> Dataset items
+++++

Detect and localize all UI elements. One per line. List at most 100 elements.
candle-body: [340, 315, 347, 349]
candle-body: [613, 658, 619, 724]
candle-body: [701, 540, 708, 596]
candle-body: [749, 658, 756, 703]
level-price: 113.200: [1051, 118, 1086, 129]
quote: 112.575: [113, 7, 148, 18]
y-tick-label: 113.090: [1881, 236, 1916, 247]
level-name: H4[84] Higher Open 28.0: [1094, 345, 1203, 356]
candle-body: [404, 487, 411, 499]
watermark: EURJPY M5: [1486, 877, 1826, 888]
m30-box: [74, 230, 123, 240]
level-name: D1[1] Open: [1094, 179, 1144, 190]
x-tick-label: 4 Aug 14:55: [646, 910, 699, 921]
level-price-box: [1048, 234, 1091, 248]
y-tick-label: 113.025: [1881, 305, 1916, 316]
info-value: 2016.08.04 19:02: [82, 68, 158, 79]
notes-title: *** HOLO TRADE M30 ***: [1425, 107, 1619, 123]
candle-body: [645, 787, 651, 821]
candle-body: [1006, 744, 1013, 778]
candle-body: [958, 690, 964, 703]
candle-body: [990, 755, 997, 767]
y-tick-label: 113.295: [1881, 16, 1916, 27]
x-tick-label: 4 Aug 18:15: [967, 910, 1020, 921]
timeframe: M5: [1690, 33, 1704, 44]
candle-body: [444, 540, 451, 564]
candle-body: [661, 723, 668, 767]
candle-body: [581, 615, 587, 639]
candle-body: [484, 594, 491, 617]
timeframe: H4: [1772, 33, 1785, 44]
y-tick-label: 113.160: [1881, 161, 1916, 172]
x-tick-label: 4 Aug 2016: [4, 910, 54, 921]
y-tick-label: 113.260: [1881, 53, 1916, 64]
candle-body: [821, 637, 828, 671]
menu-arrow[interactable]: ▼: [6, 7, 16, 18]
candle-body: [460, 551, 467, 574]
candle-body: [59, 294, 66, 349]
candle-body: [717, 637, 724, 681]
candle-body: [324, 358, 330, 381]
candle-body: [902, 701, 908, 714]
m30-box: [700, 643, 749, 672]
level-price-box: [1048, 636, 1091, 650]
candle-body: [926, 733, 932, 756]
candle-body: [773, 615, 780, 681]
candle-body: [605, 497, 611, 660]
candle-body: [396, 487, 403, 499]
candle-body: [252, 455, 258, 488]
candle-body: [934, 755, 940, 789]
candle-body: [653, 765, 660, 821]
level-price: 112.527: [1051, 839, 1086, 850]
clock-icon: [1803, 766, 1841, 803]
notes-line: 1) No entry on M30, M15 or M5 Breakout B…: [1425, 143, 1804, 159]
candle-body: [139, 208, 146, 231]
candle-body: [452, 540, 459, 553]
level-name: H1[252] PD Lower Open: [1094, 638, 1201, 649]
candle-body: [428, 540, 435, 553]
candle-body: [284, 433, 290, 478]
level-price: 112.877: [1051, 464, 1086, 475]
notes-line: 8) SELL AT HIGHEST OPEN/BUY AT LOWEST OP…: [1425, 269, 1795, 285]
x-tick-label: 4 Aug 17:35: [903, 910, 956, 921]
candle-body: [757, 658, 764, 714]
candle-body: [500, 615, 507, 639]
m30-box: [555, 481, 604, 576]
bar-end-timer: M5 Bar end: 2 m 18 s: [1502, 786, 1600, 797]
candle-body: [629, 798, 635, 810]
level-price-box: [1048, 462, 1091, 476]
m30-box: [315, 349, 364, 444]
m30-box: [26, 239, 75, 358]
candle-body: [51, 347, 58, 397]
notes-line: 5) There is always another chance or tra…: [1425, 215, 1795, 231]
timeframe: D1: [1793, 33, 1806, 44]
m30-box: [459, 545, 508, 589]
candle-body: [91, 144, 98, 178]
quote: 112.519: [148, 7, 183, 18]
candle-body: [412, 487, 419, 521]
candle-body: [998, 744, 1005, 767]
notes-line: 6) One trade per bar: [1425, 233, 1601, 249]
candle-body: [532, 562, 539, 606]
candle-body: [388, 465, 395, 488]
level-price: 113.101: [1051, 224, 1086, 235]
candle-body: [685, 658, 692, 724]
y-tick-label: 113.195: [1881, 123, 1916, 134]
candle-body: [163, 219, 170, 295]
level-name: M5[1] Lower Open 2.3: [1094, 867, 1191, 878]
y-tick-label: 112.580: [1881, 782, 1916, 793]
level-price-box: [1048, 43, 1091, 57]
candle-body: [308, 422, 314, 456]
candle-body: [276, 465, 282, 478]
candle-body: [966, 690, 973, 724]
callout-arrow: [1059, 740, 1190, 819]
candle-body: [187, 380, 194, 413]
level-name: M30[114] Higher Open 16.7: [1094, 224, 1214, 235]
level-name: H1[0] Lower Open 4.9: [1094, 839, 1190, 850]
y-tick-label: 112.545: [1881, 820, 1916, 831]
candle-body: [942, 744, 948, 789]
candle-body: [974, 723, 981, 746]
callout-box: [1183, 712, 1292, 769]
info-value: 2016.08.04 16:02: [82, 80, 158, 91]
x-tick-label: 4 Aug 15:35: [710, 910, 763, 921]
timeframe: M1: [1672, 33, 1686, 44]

+++++

> Task objective
Can you extract each line of the material above and reproduce it unchanged?

> Solved problem
Detect and localize all UI elements. One per line. List at most 100 elements.
candle-body: [340, 315, 347, 349]
candle-body: [613, 658, 619, 724]
candle-body: [701, 540, 708, 596]
candle-body: [749, 658, 756, 703]
level-price: 113.200: [1051, 118, 1086, 129]
quote: 112.575: [113, 7, 148, 18]
y-tick-label: 113.090: [1881, 236, 1916, 247]
level-name: H4[84] Higher Open 28.0: [1094, 345, 1203, 356]
candle-body: [404, 487, 411, 499]
watermark: EURJPY M5: [1486, 877, 1826, 888]
m30-box: [74, 230, 123, 240]
level-name: D1[1] Open: [1094, 179, 1144, 190]
x-tick-label: 4 Aug 14:55: [646, 910, 699, 921]
level-price-box: [1048, 234, 1091, 248]
y-tick-label: 113.025: [1881, 305, 1916, 316]
info-value: 2016.08.04 19:02: [82, 68, 158, 79]
notes-title: *** HOLO TRADE M30 ***: [1425, 107, 1619, 123]
candle-body: [645, 787, 651, 821]
candle-body: [1006, 744, 1013, 778]
candle-body: [958, 690, 964, 703]
candle-body: [990, 755, 997, 767]
y-tick-label: 113.295: [1881, 16, 1916, 27]
x-tick-label: 4 Aug 18:15: [967, 910, 1020, 921]
timeframe: M5: [1690, 33, 1704, 44]
candle-body: [444, 540, 451, 564]
candle-body: [661, 723, 668, 767]
candle-body: [581, 615, 587, 639]
candle-body: [484, 594, 491, 617]
timeframe: H4: [1772, 33, 1785, 44]
y-tick-label: 113.160: [1881, 161, 1916, 172]
x-tick-label: 4 Aug 2016: [4, 910, 54, 921]
y-tick-label: 113.260: [1881, 53, 1916, 64]
candle-body: [821, 637, 828, 671]
menu-arrow[interactable]: ▼: [6, 7, 16, 18]
candle-body: [460, 551, 467, 574]
candle-body: [59, 294, 66, 349]
candle-body: [717, 637, 724, 681]
candle-body: [324, 358, 330, 381]
candle-body: [902, 701, 908, 714]
m30-box: [700, 643, 749, 672]
level-price-box: [1048, 636, 1091, 650]
candle-body: [926, 733, 932, 756]
candle-body: [773, 615, 780, 681]
candle-body: [605, 497, 611, 660]
candle-body: [396, 487, 403, 499]
candle-body: [252, 455, 258, 488]
candle-body: [934, 755, 940, 789]
candle-body: [653, 765, 660, 821]
level-price: 112.527: [1051, 839, 1086, 850]
clock-icon: [1803, 766, 1841, 803]
notes-line: 1) No entry on M30, M15 or M5 Breakout B…: [1425, 143, 1804, 159]
candle-body: [139, 208, 146, 231]
candle-body: [452, 540, 459, 553]
level-name: H1[252] PD Lower Open: [1094, 638, 1201, 649]
candle-body: [428, 540, 435, 553]
candle-body: [284, 433, 290, 478]
level-price: 112.877: [1051, 464, 1086, 475]
notes-line: 8) SELL AT HIGHEST OPEN/BUY AT LOWEST OP…: [1425, 269, 1795, 285]
x-tick-label: 4 Aug 17:35: [903, 910, 956, 921]
candle-body: [757, 658, 764, 714]
candle-body: [500, 615, 507, 639]
m30-box: [555, 481, 604, 576]
bar-end-timer: M5 Bar end: 2 m 18 s: [1502, 786, 1600, 797]
candle-body: [629, 798, 635, 810]
level-price-box: [1048, 462, 1091, 476]
m30-box: [315, 349, 364, 444]
m30-box: [26, 239, 75, 358]
candle-body: [51, 347, 58, 397]
notes-line: 5) There is always another chance or tra…: [1425, 215, 1795, 231]
timeframe: D1: [1793, 33, 1806, 44]
m30-box: [459, 545, 508, 589]
candle-body: [91, 144, 98, 178]
quote: 112.519: [148, 7, 183, 18]
candle-body: [412, 487, 419, 521]
candle-body: [998, 744, 1005, 767]
notes-line: 6) One trade per bar: [1425, 233, 1601, 249]
candle-body: [532, 562, 539, 606]
candle-body: [388, 465, 395, 488]
level-price: 113.101: [1051, 224, 1086, 235]
candle-body: [685, 658, 692, 724]
y-tick-label: 113.195: [1881, 123, 1916, 134]
candle-body: [163, 219, 170, 295]
level-name: M5[1] Lower Open 2.3: [1094, 867, 1191, 878]
y-tick-label: 112.580: [1881, 782, 1916, 793]
level-price-box: [1048, 43, 1091, 57]
candle-body: [308, 422, 314, 456]
candle-body: [276, 465, 282, 478]
candle-body: [966, 690, 973, 724]
callout-arrow: [1059, 740, 1190, 819]
candle-body: [187, 380, 194, 413]
level-name: M30[114] Higher Open 16.7: [1094, 224, 1214, 235]
level-name: H1[0] Lower Open 4.9: [1094, 839, 1190, 850]
y-tick-label: 112.545: [1881, 820, 1916, 831]
candle-body: [942, 744, 948, 789]
candle-body: [974, 723, 981, 746]
callout-box: [1183, 712, 1292, 769]
info-value: 2016.08.04 16:02: [82, 80, 158, 91]
x-tick-label: 4 Aug 15:35: [710, 910, 763, 921]
timeframe: M1: [1672, 33, 1686, 44]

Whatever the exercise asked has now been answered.